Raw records
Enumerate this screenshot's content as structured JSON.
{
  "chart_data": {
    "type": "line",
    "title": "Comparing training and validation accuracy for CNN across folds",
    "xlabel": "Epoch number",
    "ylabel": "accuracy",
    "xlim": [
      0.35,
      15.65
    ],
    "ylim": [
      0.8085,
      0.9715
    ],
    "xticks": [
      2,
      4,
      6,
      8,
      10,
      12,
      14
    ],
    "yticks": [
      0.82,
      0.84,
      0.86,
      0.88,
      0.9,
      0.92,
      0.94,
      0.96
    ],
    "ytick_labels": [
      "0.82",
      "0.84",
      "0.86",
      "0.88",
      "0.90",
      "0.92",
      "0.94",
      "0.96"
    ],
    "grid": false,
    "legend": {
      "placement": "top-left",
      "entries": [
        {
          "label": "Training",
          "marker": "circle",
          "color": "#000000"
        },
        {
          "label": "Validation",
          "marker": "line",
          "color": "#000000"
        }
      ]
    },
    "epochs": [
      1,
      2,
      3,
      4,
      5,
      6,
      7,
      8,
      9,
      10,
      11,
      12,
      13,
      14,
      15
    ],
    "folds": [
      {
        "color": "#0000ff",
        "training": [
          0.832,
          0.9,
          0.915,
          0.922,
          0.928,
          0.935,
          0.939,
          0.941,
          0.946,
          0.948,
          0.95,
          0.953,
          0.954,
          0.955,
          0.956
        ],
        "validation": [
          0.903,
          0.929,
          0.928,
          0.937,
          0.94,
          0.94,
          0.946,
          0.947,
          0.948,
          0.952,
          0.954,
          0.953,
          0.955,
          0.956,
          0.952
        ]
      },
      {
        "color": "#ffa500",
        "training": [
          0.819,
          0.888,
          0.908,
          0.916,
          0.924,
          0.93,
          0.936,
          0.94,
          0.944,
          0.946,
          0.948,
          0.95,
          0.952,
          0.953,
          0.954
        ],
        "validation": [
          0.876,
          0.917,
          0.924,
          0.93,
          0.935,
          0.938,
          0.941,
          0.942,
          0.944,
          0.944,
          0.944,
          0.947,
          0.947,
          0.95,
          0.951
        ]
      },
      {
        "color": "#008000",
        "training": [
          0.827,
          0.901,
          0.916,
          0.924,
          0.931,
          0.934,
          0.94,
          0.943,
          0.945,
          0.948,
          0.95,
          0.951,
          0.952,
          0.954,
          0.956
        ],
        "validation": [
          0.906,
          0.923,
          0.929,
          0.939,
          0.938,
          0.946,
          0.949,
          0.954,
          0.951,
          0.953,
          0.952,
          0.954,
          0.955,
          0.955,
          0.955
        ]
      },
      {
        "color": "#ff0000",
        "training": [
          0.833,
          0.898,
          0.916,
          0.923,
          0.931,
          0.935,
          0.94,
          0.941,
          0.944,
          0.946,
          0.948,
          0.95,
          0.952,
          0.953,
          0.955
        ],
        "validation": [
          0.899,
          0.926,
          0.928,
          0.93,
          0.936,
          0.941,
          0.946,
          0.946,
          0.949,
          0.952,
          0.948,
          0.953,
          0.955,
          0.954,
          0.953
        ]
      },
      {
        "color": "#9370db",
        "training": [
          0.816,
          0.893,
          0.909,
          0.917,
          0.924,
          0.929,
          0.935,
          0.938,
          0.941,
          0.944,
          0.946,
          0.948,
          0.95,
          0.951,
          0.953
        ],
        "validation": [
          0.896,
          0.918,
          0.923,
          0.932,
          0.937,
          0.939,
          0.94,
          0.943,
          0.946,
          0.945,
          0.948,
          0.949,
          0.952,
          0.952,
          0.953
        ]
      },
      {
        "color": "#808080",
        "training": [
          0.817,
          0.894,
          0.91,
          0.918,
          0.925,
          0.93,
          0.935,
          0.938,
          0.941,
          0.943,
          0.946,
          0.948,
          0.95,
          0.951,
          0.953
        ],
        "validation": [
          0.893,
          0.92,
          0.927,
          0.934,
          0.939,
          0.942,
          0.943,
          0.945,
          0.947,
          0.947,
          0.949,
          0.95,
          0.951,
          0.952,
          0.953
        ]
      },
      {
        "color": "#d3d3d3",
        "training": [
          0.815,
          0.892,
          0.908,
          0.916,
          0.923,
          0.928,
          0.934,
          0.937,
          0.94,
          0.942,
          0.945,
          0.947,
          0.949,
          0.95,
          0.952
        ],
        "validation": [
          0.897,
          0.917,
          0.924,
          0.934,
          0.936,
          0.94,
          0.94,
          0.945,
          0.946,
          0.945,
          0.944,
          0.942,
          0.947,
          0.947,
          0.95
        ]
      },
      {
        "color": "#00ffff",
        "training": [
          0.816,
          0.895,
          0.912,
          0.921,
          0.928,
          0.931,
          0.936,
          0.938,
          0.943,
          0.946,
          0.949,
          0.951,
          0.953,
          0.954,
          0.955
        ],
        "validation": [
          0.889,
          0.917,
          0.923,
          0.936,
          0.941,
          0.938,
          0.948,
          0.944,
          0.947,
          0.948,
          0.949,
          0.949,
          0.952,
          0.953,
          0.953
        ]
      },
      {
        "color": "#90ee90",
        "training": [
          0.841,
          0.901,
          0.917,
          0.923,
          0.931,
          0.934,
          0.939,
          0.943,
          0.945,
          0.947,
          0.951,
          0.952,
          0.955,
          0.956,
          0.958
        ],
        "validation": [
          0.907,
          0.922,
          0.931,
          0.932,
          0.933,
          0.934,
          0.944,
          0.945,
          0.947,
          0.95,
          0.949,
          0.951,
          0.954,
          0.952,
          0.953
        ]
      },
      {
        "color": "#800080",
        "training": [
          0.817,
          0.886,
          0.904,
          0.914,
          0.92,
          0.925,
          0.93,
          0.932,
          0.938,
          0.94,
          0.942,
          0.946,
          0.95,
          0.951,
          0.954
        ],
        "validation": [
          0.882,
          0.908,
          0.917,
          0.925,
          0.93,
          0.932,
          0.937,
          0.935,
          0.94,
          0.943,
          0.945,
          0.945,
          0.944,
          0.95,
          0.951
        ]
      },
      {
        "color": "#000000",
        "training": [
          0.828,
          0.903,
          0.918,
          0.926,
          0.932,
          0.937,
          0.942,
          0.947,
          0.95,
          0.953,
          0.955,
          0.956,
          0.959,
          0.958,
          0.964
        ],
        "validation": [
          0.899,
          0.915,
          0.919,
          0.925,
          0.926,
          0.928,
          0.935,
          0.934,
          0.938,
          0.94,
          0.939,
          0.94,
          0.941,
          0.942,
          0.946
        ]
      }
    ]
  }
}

Work to be completed: Exactly reproduce every line of the data above.

Exercise response:
Enumerate this screenshot's content as structured JSON.
{
  "chart_data": {
    "type": "line",
    "title": "Comparing training and validation accuracy for CNN across folds",
    "xlabel": "Epoch number",
    "ylabel": "accuracy",
    "xlim": [
      0.35,
      15.65
    ],
    "ylim": [
      0.8085,
      0.9715
    ],
    "xticks": [
      2,
      4,
      6,
      8,
      10,
      12,
      14
    ],
    "yticks": [
      0.82,
      0.84,
      0.86,
      0.88,
      0.9,
      0.92,
      0.94,
      0.96
    ],
    "ytick_labels": [
      "0.82",
      "0.84",
      "0.86",
      "0.88",
      "0.90",
      "0.92",
      "0.94",
      "0.96"
    ],
    "grid": false,
    "legend": {
      "placement": "top-left",
      "entries": [
        {
          "label": "Training",
          "marker": "circle",
          "color": "#000000"
        },
        {
          "label": "Validation",
          "marker": "line",
          "color": "#000000"
        }
      ]
    },
    "epochs": [
      1,
      2,
      3,
      4,
      5,
      6,
      7,
      8,
      9,
      10,
      11,
      12,
      13,
      14,
      15
    ],
    "folds": [
      {
        "color": "#0000ff",
        "training": [
          0.832,
          0.9,
          0.915,
          0.922,
          0.928,
          0.935,
          0.939,
          0.941,
          0.946,
          0.948,
          0.95,
          0.953,
          0.954,
          0.955,
          0.956
        ],
        "validation": [
          0.903,
          0.929,
          0.928,
          0.937,
          0.94,
          0.94,
          0.946,
          0.947,
          0.948,
          0.952,
          0.954,
          0.953,
          0.955,
          0.956,
          0.952
        ]
      },
      {
        "color": "#ffa500",
        "training": [
          0.819,
          0.888,
          0.908,
          0.916,
          0.924,
          0.93,
          0.936,
          0.94,
          0.944,
          0.946,
          0.948,
          0.95,
          0.952,
          0.953,
          0.954
        ],
        "validation": [
          0.876,
          0.917,
          0.924,
          0.93,
          0.935,
          0.938,
          0.941,
          0.942,
          0.944,
          0.944,
          0.944,
          0.947,
          0.947,
          0.95,
          0.951
        ]
      },
      {
        "color": "#008000",
        "training": [
          0.827,
          0.901,
          0.916,
          0.924,
          0.931,
          0.934,
          0.94,
          0.943,
          0.945,
          0.948,
          0.95,
          0.951,
          0.952,
          0.954,
          0.956
        ],
        "validation": [
          0.906,
          0.923,
          0.929,
          0.939,
          0.938,
          0.946,
          0.949,
          0.954,
          0.951,
          0.953,
          0.952,
          0.954,
          0.955,
          0.955,
          0.955
        ]
      },
      {
        "color": "#ff0000",
        "training": [
          0.833,
          0.898,
          0.916,
          0.923,
          0.931,
          0.935,
          0.94,
          0.941,
          0.944,
          0.946,
          0.948,
          0.95,
          0.952,
          0.953,
          0.955
        ],
        "validation": [
          0.899,
          0.926,
          0.928,
          0.93,
          0.936,
          0.941,
          0.946,
          0.946,
          0.949,
          0.952,
          0.948,
          0.953,
          0.955,
          0.954,
          0.953
        ]
      },
      {
        "color": "#9370db",
        "training": [
          0.816,
          0.893,
          0.909,
          0.917,
          0.924,
          0.929,
          0.935,
          0.938,
          0.941,
          0.944,
          0.946,
          0.948,
          0.95,
          0.951,
          0.953
        ],
        "validation": [
          0.896,
          0.918,
          0.923,
          0.932,
          0.937,
          0.939,
          0.94,
          0.943,
          0.946,
          0.945,
          0.948,
          0.949,
          0.952,
          0.952,
          0.953
        ]
      },
      {
        "color": "#808080",
        "training": [
          0.817,
          0.894,
          0.91,
          0.918,
          0.925,
          0.93,
          0.935,
          0.938,
          0.941,
          0.943,
          0.946,
          0.948,
          0.95,
          0.951,
          0.953
        ],
        "validation": [
          0.893,
          0.92,
          0.927,
          0.934,
          0.939,
          0.942,
          0.943,
          0.945,
          0.947,
          0.947,
          0.949,
          0.95,
          0.951,
          0.952,
          0.953
        ]
      },
      {
        "color": "#d3d3d3",
        "training": [
          0.815,
          0.892,
          0.908,
          0.916,
          0.923,
          0.928,
          0.934,
          0.937,
          0.94,
          0.942,
          0.945,
          0.947,
          0.949,
          0.95,
          0.952
        ],
        "validation": [
          0.897,
          0.917,
          0.924,
          0.934,
          0.936,
          0.94,
          0.94,
          0.945,
          0.946,
          0.945,
          0.944,
          0.942,
          0.947,
          0.947,
          0.95
        ]
      },
      {
        "color": "#00ffff",
        "training": [
          0.816,
          0.895,
          0.912,
          0.921,
          0.928,
          0.931,
          0.936,
          0.938,
          0.943,
          0.946,
          0.949,
          0.951,
          0.953,
          0.954,
          0.955
        ],
        "validation": [
          0.889,
          0.917,
          0.923,
          0.936,
          0.941,
          0.938,
          0.948,
          0.944,
          0.947,
          0.948,
          0.949,
          0.949,
          0.952,
          0.953,
          0.953
        ]
      },
      {
        "color": "#90ee90",
        "training": [
          0.841,
          0.901,
          0.917,
          0.923,
          0.931,
          0.934,
          0.939,
          0.943,
          0.945,
          0.947,
          0.951,
          0.952,
          0.955,
          0.956,
          0.958
        ],
        "validation": [
          0.907,
          0.922,
          0.931,
          0.932,
          0.933,
          0.934,
          0.944,
          0.945,
          0.947,
          0.95,
          0.949,
          0.951,
          0.954,
          0.952,
          0.953
        ]
      },
      {
        "color": "#800080",
        "training": [
          0.817,
          0.886,
          0.904,
          0.914,
          0.92,
          0.925,
          0.93,
          0.932,
          0.938,
          0.94,
          0.942,
          0.946,
          0.95,
          0.951,
          0.954
        ],
        "validation": [
          0.882,
          0.908,
          0.917,
          0.925,
          0.93,
          0.932,
          0.937,
          0.935,
          0.94,
          0.943,
          0.945,
          0.945,
          0.944,
          0.95,
          0.951
        ]
      },
      {
        "color": "#000000",
        "training": [
          0.828,
          0.903,
          0.918,
          0.926,
          0.932,
          0.937,
          0.942,
          0.947,
          0.95,
          0.953,
          0.955,
          0.956,
          0.959,
          0.958,
          0.964
        ],
        "validation": [
          0.899,
          0.915,
          0.919,
          0.925,
          0.926,
          0.928,
          0.935,
          0.934,
          0.938,
          0.94,
          0.939,
          0.94,
          0.941,
          0.942,
          0.946
        ]
      }
    ]
  }
}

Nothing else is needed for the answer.